::: Dataset rows

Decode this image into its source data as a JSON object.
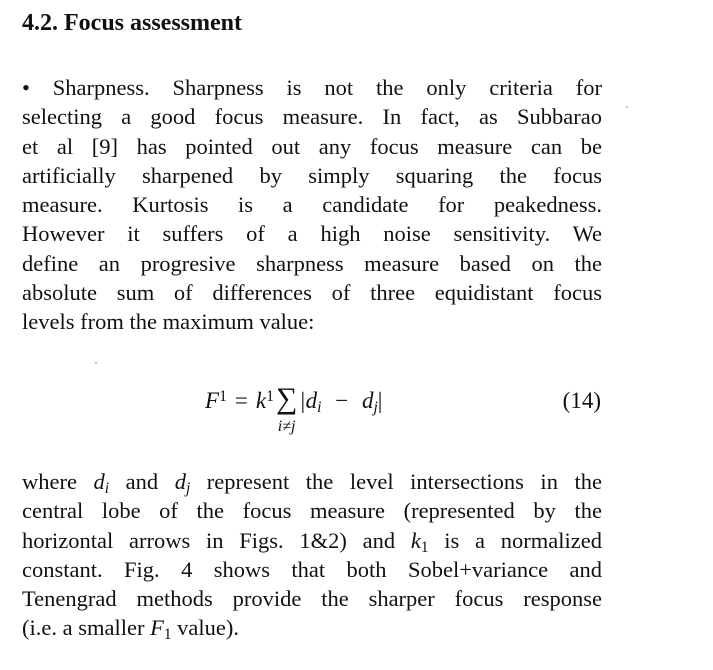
{
  "section": {
    "heading": "4.2. Focus assessment"
  },
  "paragraph1": {
    "lines": [
      "• Sharpness. Sharpness is not the only criteria for",
      "selecting a good focus measure. In fact, as Subbarao",
      "et al [9] has pointed out any focus measure can be",
      "artificially sharpened by simply squaring the focus",
      "measure. Kurtosis is a candidate for peakedness.",
      "However it suffers of a high noise sensitivity. We",
      "define an progresive sharpness measure based on the",
      "absolute sum of differences of three equidistant focus",
      "levels from the maximum value:"
    ]
  },
  "equation": {
    "lhs": "F",
    "lhs_sub": "1",
    "equals": "=",
    "coef": "k",
    "coef_sub": "1",
    "sum_symbol": "∑",
    "sum_index": "i≠j",
    "body": "|d",
    "body_sub_i": "i",
    "minus": "−",
    "body2": "d",
    "body_sub_j": "j",
    "close": "|",
    "number": "(14)"
  },
  "paragraph2": {
    "line1_a": "where ",
    "line1_var_d1": "d",
    "line1_sub_i": "i",
    "line1_b": " and ",
    "line1_var_d2": "d",
    "line1_sub_j": "j",
    "line1_c": " represent the level intersections in the",
    "line2": "central lobe of the focus measure (represented by the",
    "line3_a": "horizontal arrows in Figs. 1&2) and ",
    "line3_var": "k",
    "line3_sub": "1",
    "line3_b": " is a normalized",
    "line4": "constant. Fig. 4 shows that both Sobel+variance and",
    "line5": "Tenengrad methods provide the sharper focus response",
    "line6_a": "(i.e. a smaller ",
    "line6_var": "F",
    "line6_sub": "1",
    "line6_b": " value)."
  }
}
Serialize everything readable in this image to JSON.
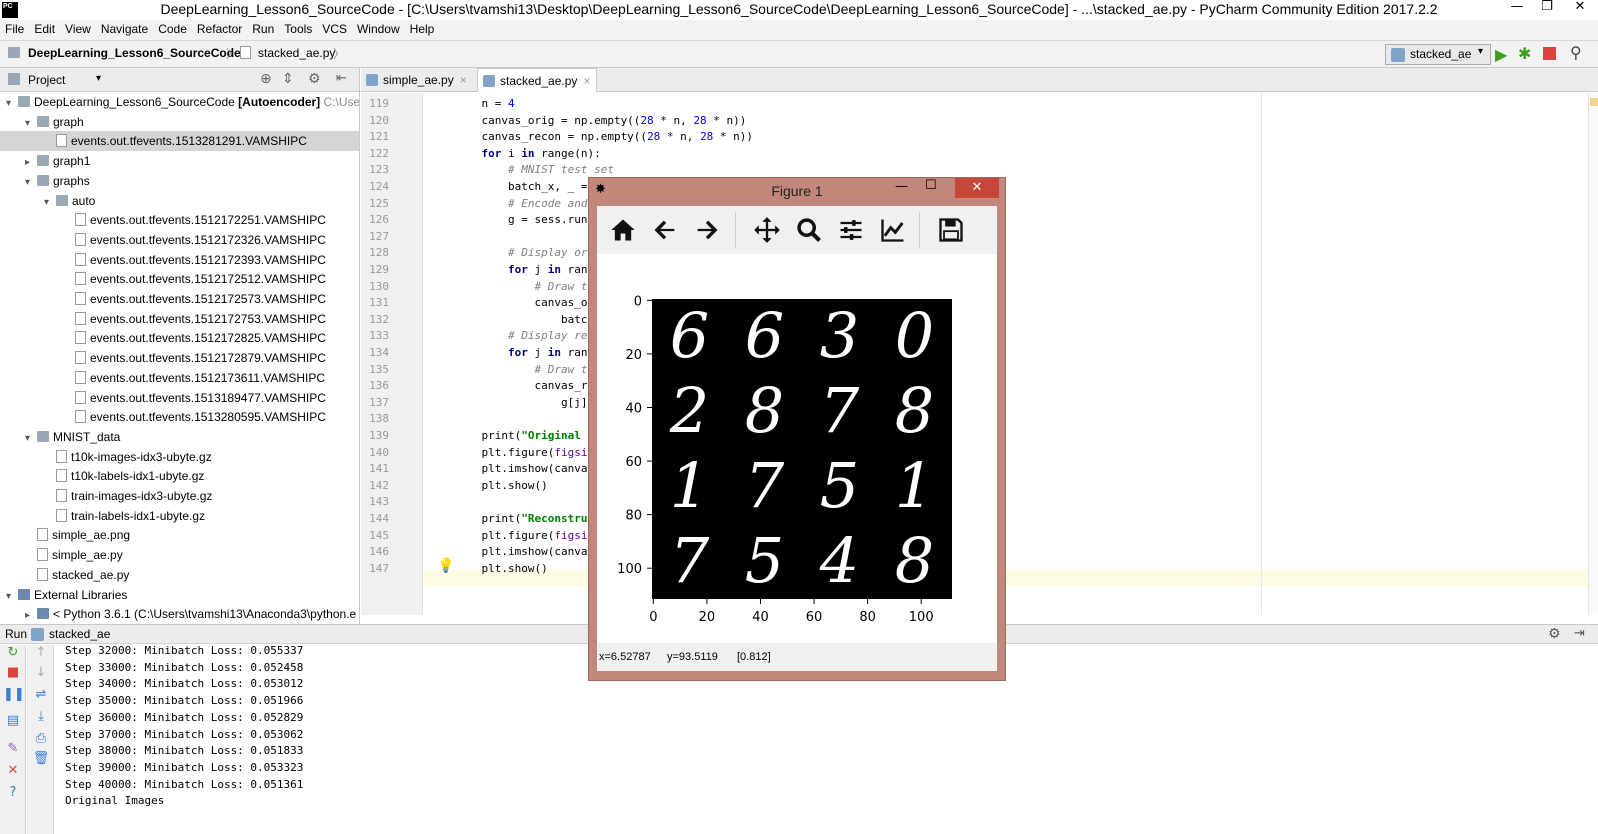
{
  "window": {
    "title": "DeepLearning_Lesson6_SourceCode - [C:\\Users\\tvamshi13\\Desktop\\DeepLearning_Lesson6_SourceCode\\DeepLearning_Lesson6_SourceCode] - ...\\stacked_ae.py - PyCharm Community Edition 2017.2.2",
    "logo": "PC"
  },
  "menu": [
    "File",
    "Edit",
    "View",
    "Navigate",
    "Code",
    "Refactor",
    "Run",
    "Tools",
    "VCS",
    "Window",
    "Help"
  ],
  "breadcrumb": {
    "project": "DeepLearning_Lesson6_SourceCode",
    "file": "stacked_ae.py"
  },
  "run_config": {
    "name": "stacked_ae"
  },
  "project_panel": {
    "header": "Project",
    "items": [
      {
        "label": "DeepLearning_Lesson6_SourceCode",
        "bold_suffix": "[Autoencoder]",
        "hint": "C:\\Users\\",
        "kind": "folder",
        "depth": 0,
        "arrow": "▾"
      },
      {
        "label": "graph",
        "kind": "folder",
        "depth": 1,
        "arrow": "▾"
      },
      {
        "label": "events.out.tfevents.1513281291.VAMSHIPC",
        "kind": "file",
        "depth": 2,
        "arrow": "",
        "selected": true
      },
      {
        "label": "graph1",
        "kind": "folder",
        "depth": 1,
        "arrow": "▸"
      },
      {
        "label": "graphs",
        "kind": "folder",
        "depth": 1,
        "arrow": "▾"
      },
      {
        "label": "auto",
        "kind": "folder",
        "depth": 2,
        "arrow": "▾"
      },
      {
        "label": "events.out.tfevents.1512172251.VAMSHIPC",
        "kind": "file",
        "depth": 3,
        "arrow": ""
      },
      {
        "label": "events.out.tfevents.1512172326.VAMSHIPC",
        "kind": "file",
        "depth": 3,
        "arrow": ""
      },
      {
        "label": "events.out.tfevents.1512172393.VAMSHIPC",
        "kind": "file",
        "depth": 3,
        "arrow": ""
      },
      {
        "label": "events.out.tfevents.1512172512.VAMSHIPC",
        "kind": "file",
        "depth": 3,
        "arrow": ""
      },
      {
        "label": "events.out.tfevents.1512172573.VAMSHIPC",
        "kind": "file",
        "depth": 3,
        "arrow": ""
      },
      {
        "label": "events.out.tfevents.1512172753.VAMSHIPC",
        "kind": "file",
        "depth": 3,
        "arrow": ""
      },
      {
        "label": "events.out.tfevents.1512172825.VAMSHIPC",
        "kind": "file",
        "depth": 3,
        "arrow": ""
      },
      {
        "label": "events.out.tfevents.1512172879.VAMSHIPC",
        "kind": "file",
        "depth": 3,
        "arrow": ""
      },
      {
        "label": "events.out.tfevents.1512173611.VAMSHIPC",
        "kind": "file",
        "depth": 3,
        "arrow": ""
      },
      {
        "label": "events.out.tfevents.1513189477.VAMSHIPC",
        "kind": "file",
        "depth": 3,
        "arrow": ""
      },
      {
        "label": "events.out.tfevents.1513280595.VAMSHIPC",
        "kind": "file",
        "depth": 3,
        "arrow": ""
      },
      {
        "label": "MNIST_data",
        "kind": "folder",
        "depth": 1,
        "arrow": "▾"
      },
      {
        "label": "t10k-images-idx3-ubyte.gz",
        "kind": "file",
        "depth": 2,
        "arrow": ""
      },
      {
        "label": "t10k-labels-idx1-ubyte.gz",
        "kind": "file",
        "depth": 2,
        "arrow": ""
      },
      {
        "label": "train-images-idx3-ubyte.gz",
        "kind": "file",
        "depth": 2,
        "arrow": ""
      },
      {
        "label": "train-labels-idx1-ubyte.gz",
        "kind": "file",
        "depth": 2,
        "arrow": ""
      },
      {
        "label": "simple_ae.png",
        "kind": "file",
        "depth": 1,
        "arrow": ""
      },
      {
        "label": "simple_ae.py",
        "kind": "file",
        "depth": 1,
        "arrow": ""
      },
      {
        "label": "stacked_ae.py",
        "kind": "file",
        "depth": 1,
        "arrow": ""
      },
      {
        "label": "External Libraries",
        "kind": "lib",
        "depth": 0,
        "arrow": "▾"
      },
      {
        "label": "< Python 3.6.1 (C:\\Users\\tvamshi13\\Anaconda3\\python.e",
        "kind": "lib",
        "depth": 1,
        "arrow": "▸"
      }
    ]
  },
  "tabs": [
    {
      "label": "simple_ae.py",
      "active": false
    },
    {
      "label": "stacked_ae.py",
      "active": true
    }
  ],
  "code_lines": [
    {
      "n": "119",
      "html": "    n = <span class=\"num\">4</span>"
    },
    {
      "n": "120",
      "html": "    canvas_orig = np.empty((<span class=\"num\">28</span> * n, <span class=\"num\">28</span> * n))"
    },
    {
      "n": "121",
      "html": "    canvas_recon = np.empty((<span class=\"num\">28</span> * n, <span class=\"num\">28</span> * n))"
    },
    {
      "n": "122",
      "html": "    <span class=\"kw\">for</span> i <span class=\"kw\">in</span> range(n):"
    },
    {
      "n": "123",
      "html": "        <span class=\"cm\"># MNIST test set</span>"
    },
    {
      "n": "124",
      "html": "        batch_x, _ = mn"
    },
    {
      "n": "125",
      "html": "        <span class=\"cm\"># Encode and de</span>"
    },
    {
      "n": "126",
      "html": "        g = sess.run(de"
    },
    {
      "n": "127",
      "html": ""
    },
    {
      "n": "128",
      "html": "        <span class=\"cm\"># Display origi</span>"
    },
    {
      "n": "129",
      "html": "        <span class=\"kw\">for</span> j <span class=\"kw\">in</span> range("
    },
    {
      "n": "130",
      "html": "            <span class=\"cm\"># Draw the</span>"
    },
    {
      "n": "131",
      "html": "            canvas_orig"
    },
    {
      "n": "132",
      "html": "                batch_x"
    },
    {
      "n": "133",
      "html": "        <span class=\"cm\"># Display recon</span>"
    },
    {
      "n": "134",
      "html": "        <span class=\"kw\">for</span> j <span class=\"kw\">in</span> range("
    },
    {
      "n": "135",
      "html": "            <span class=\"cm\"># Draw the</span>"
    },
    {
      "n": "136",
      "html": "            canvas_reco"
    },
    {
      "n": "137",
      "html": "                g[j].re"
    },
    {
      "n": "138",
      "html": ""
    },
    {
      "n": "139",
      "html": "    print(<span class=\"str\">\"Original Ima</span>"
    },
    {
      "n": "140",
      "html": "    plt.figure(<span class=\"kwarg\">figsize</span>="
    },
    {
      "n": "141",
      "html": "    plt.imshow(canvas_o"
    },
    {
      "n": "142",
      "html": "    plt.show()"
    },
    {
      "n": "143",
      "html": ""
    },
    {
      "n": "144",
      "html": "    print(<span class=\"str\">\"Reconstructe</span>"
    },
    {
      "n": "145",
      "html": "    plt.figure(<span class=\"kwarg\">figsize</span>="
    },
    {
      "n": "146",
      "html": "    plt.imshow(canvas_r"
    },
    {
      "n": "147",
      "html": "    plt.show()"
    }
  ],
  "run_panel": {
    "label": "Run",
    "config": "stacked_ae",
    "lines": [
      "Step 32000: Minibatch Loss: 0.055337",
      "Step 33000: Minibatch Loss: 0.052458",
      "Step 34000: Minibatch Loss: 0.053012",
      "Step 35000: Minibatch Loss: 0.051966",
      "Step 36000: Minibatch Loss: 0.052829",
      "Step 37000: Minibatch Loss: 0.053062",
      "Step 38000: Minibatch Loss: 0.051833",
      "Step 39000: Minibatch Loss: 0.053323",
      "Step 40000: Minibatch Loss: 0.051361",
      "Original Images"
    ]
  },
  "figure": {
    "title": "Figure 1",
    "status": {
      "x": "x=6.52787",
      "y": "y=93.5119",
      "value": "[0.812]"
    },
    "x_ticks": [
      "0",
      "20",
      "40",
      "60",
      "80",
      "100"
    ],
    "y_ticks": [
      "0",
      "20",
      "40",
      "60",
      "80",
      "100"
    ],
    "digits": [
      "6",
      "6",
      "3",
      "0",
      "2",
      "8",
      "7",
      "8",
      "1",
      "7",
      "5",
      "1",
      "7",
      "5",
      "4",
      "8"
    ]
  }
}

::::::

Exercise task
Scan the data above; copy every line where "this" appears.

Expected answer
Decode this image into its source data as a JSON object.
Serialize everything readable in this image to JSON.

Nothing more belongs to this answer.